**DIRECTIVE:** In the entries below, count each line holding the word "name". Answer with the total alone.

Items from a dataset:
::::::
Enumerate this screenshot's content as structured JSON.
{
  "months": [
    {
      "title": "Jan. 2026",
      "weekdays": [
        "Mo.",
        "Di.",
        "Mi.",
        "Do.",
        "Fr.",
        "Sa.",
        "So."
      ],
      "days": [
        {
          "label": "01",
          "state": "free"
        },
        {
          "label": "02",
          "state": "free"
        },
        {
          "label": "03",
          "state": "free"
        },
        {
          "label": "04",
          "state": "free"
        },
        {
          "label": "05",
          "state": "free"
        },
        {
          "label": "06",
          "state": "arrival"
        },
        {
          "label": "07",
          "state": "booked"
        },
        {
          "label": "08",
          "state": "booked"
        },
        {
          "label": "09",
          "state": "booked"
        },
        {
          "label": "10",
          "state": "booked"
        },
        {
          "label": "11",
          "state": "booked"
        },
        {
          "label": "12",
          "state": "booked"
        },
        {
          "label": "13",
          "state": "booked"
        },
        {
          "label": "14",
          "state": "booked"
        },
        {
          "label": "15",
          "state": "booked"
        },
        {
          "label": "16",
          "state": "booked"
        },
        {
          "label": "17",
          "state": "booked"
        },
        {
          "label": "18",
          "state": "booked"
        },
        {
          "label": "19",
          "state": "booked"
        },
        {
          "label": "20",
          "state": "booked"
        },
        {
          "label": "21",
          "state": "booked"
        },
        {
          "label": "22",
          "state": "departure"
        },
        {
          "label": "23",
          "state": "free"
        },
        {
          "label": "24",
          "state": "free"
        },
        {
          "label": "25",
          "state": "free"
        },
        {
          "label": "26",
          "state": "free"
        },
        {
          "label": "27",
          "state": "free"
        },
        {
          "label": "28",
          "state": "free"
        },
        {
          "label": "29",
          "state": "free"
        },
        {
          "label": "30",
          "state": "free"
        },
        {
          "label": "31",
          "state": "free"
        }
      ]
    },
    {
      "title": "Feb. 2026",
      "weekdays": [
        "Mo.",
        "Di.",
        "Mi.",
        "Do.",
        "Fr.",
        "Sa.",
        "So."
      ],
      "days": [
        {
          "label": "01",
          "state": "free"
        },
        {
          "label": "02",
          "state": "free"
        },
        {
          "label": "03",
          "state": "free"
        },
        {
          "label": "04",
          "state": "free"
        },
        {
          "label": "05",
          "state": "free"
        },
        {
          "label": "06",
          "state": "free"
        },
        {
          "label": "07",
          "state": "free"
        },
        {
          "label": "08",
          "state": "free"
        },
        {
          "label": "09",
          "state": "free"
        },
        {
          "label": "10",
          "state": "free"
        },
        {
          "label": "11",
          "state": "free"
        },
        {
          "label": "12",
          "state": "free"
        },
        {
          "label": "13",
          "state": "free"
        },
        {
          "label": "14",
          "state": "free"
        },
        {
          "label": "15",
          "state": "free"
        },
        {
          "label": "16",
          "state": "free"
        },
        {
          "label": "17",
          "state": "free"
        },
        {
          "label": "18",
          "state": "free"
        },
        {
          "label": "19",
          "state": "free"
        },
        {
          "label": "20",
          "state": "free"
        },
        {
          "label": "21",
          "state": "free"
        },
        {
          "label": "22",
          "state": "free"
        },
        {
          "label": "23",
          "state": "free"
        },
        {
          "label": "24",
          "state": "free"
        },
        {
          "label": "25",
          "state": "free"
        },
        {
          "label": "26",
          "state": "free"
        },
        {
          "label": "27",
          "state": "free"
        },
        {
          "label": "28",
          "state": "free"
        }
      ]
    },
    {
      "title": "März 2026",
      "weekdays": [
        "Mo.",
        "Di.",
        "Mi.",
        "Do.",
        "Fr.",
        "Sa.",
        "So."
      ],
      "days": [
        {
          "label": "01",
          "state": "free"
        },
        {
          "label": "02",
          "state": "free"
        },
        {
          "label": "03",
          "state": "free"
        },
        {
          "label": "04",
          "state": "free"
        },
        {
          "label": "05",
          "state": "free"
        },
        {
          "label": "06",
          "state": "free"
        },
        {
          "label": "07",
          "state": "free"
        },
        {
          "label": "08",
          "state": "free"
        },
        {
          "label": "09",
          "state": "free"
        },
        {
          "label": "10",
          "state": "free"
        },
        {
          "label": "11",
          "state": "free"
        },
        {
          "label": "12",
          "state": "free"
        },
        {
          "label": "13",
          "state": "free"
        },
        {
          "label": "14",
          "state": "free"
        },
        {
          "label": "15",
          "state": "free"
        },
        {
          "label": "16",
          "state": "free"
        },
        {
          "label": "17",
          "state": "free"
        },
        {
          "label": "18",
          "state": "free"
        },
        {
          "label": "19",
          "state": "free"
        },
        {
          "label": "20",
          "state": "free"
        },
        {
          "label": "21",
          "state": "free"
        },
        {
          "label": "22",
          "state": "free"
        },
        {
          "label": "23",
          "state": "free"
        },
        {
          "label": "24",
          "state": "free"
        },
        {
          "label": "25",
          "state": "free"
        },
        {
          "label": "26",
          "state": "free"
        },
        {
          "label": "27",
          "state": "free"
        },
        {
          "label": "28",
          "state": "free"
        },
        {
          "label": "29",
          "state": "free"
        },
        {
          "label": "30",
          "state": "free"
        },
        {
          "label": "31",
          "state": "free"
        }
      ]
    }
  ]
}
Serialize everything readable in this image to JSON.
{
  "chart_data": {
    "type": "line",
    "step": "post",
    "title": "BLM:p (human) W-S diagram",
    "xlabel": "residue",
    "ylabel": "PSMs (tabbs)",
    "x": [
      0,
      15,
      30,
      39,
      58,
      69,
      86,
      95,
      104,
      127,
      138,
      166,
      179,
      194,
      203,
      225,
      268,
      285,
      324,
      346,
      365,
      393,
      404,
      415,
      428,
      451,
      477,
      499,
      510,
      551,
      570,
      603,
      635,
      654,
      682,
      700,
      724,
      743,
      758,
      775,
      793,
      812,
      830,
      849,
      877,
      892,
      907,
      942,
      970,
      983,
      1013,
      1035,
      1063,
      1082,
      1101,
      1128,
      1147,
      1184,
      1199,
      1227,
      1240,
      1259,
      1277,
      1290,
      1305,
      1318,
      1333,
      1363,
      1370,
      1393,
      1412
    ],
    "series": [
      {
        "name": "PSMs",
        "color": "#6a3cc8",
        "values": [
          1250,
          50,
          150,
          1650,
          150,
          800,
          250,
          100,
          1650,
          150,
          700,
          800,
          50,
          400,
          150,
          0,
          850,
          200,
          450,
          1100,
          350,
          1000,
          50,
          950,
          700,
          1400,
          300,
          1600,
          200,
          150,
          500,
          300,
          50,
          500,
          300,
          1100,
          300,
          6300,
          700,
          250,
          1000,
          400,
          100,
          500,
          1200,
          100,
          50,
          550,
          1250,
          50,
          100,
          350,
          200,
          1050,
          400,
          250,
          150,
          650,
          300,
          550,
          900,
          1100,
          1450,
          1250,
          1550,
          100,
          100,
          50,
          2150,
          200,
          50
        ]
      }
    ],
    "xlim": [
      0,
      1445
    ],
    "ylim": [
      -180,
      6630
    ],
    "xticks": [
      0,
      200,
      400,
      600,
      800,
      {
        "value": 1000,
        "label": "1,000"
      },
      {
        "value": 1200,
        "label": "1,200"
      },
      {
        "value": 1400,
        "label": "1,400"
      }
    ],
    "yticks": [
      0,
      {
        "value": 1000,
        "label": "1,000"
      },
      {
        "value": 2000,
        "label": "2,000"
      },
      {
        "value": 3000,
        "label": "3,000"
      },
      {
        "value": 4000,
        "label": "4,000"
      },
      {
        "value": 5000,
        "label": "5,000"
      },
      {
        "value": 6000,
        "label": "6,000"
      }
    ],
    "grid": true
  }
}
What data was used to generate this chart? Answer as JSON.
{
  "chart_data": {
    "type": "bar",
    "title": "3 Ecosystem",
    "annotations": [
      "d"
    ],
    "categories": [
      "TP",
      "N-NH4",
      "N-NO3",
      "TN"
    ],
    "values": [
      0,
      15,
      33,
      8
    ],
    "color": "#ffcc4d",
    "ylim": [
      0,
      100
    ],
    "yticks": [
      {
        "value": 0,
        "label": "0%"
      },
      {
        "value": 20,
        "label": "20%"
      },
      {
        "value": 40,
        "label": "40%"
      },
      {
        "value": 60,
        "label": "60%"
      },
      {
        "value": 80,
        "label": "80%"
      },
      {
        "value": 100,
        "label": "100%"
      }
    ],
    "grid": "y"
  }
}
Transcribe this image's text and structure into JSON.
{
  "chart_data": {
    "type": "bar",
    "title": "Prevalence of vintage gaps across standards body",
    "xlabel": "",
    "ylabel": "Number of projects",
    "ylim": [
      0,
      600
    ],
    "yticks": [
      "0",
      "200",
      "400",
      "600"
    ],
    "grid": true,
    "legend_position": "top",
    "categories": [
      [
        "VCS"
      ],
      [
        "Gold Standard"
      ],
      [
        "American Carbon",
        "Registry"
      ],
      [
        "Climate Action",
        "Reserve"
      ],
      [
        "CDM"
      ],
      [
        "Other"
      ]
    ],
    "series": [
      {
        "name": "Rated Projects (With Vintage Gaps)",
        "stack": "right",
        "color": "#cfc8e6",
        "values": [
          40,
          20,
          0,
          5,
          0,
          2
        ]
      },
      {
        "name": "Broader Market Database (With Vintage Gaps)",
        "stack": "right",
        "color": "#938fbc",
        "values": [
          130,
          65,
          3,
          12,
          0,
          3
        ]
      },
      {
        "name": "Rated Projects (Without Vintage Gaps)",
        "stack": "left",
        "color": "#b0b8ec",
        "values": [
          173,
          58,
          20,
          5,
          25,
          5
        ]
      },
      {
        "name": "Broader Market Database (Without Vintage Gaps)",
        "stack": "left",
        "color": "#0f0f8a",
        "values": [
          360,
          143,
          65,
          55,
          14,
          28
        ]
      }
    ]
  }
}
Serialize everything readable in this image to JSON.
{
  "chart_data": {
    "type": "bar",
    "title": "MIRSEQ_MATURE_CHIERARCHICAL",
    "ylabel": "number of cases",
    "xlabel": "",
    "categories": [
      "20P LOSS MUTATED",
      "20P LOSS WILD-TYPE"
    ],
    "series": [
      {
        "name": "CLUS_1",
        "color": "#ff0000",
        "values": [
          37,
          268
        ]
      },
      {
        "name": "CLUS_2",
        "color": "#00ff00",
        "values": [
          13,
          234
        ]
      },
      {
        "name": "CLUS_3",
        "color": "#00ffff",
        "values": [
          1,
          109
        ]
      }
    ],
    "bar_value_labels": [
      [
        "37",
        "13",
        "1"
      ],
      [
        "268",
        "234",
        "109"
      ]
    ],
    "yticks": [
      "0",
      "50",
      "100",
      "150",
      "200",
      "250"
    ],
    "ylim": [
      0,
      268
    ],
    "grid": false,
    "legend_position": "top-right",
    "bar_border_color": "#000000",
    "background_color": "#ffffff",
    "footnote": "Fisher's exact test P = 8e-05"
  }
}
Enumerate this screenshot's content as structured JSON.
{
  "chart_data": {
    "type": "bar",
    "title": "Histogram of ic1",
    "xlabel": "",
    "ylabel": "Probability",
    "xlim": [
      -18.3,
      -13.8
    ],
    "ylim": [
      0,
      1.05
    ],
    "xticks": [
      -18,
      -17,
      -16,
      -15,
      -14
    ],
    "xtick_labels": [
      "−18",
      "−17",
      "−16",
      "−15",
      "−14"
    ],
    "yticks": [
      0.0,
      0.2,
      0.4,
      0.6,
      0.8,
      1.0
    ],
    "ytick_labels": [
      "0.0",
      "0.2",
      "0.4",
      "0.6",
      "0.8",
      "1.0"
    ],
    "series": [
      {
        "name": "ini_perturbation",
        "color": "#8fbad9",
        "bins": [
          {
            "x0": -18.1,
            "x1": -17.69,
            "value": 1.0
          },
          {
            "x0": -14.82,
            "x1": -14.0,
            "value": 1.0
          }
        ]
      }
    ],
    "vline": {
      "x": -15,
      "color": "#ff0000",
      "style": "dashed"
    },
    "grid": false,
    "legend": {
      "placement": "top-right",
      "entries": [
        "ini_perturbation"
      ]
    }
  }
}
::::::
**EXERCISE RESPONSE:** 9